[START OF Records supplied]

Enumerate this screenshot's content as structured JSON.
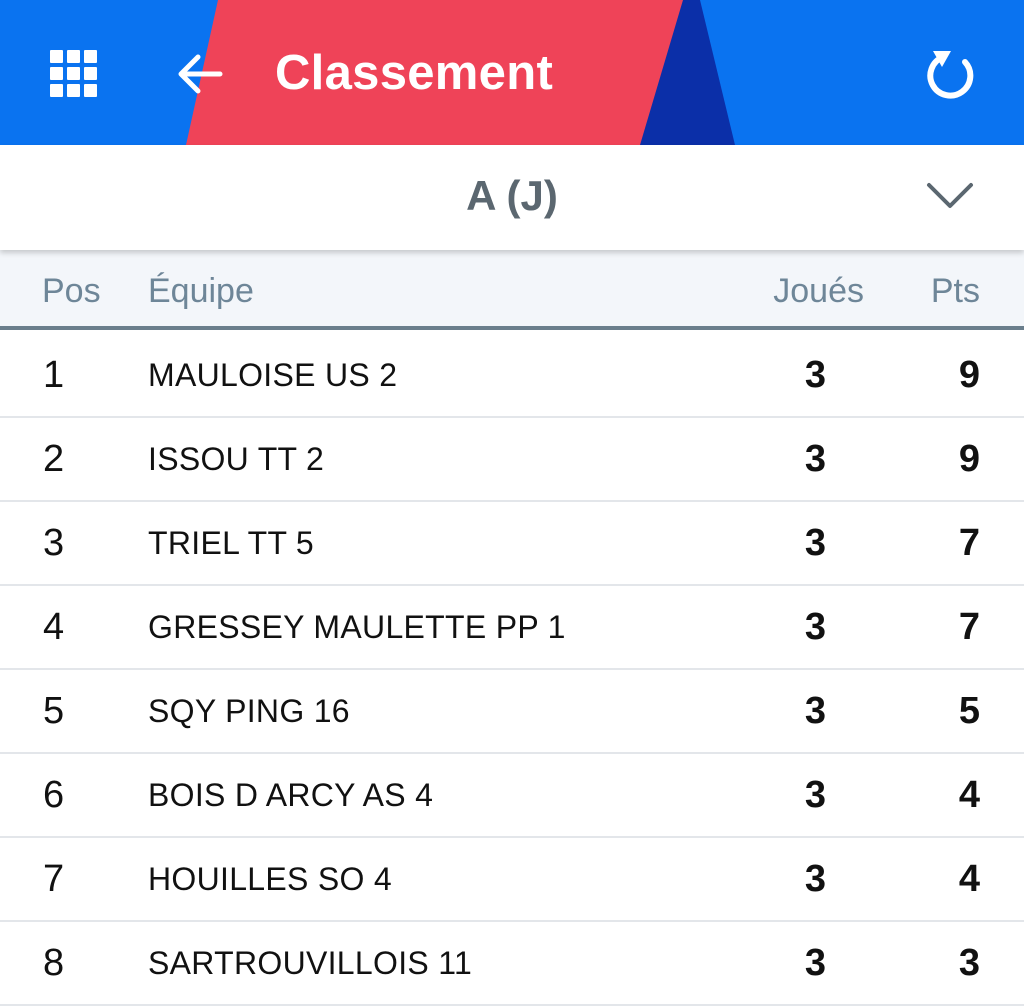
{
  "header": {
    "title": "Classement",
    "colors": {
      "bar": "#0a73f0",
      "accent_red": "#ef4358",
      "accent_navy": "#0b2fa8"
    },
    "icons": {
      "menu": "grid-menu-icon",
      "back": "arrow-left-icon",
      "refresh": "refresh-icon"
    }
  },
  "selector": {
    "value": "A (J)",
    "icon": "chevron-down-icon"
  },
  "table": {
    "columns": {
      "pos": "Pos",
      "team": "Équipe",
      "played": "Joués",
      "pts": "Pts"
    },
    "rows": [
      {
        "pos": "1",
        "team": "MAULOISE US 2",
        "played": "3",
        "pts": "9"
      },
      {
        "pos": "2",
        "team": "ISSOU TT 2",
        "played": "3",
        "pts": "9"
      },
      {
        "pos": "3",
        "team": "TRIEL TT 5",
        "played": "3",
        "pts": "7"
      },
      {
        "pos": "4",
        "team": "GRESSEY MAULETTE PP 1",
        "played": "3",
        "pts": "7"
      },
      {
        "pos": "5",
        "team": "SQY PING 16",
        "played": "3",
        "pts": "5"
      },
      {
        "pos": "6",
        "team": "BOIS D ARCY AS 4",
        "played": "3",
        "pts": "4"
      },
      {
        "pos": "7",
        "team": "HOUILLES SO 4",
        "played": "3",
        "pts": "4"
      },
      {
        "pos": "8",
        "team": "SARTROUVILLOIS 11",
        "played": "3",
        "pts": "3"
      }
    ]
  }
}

[END OF Records supplied]

What you have to do - Copy out the lines in which the string "team" appears.

Result for this exercise -
      "team": "Équipe",
        "team": "MAULOISE US 2",
        "team": "ISSOU TT 2",
        "team": "TRIEL TT 5",
        "team": "GRESSEY MAULETTE PP 1",
        "team": "SQY PING 16",
        "team": "BOIS D ARCY AS 4",
        "team": "HOUILLES SO 4",
        "team": "SARTROUVILLOIS 11",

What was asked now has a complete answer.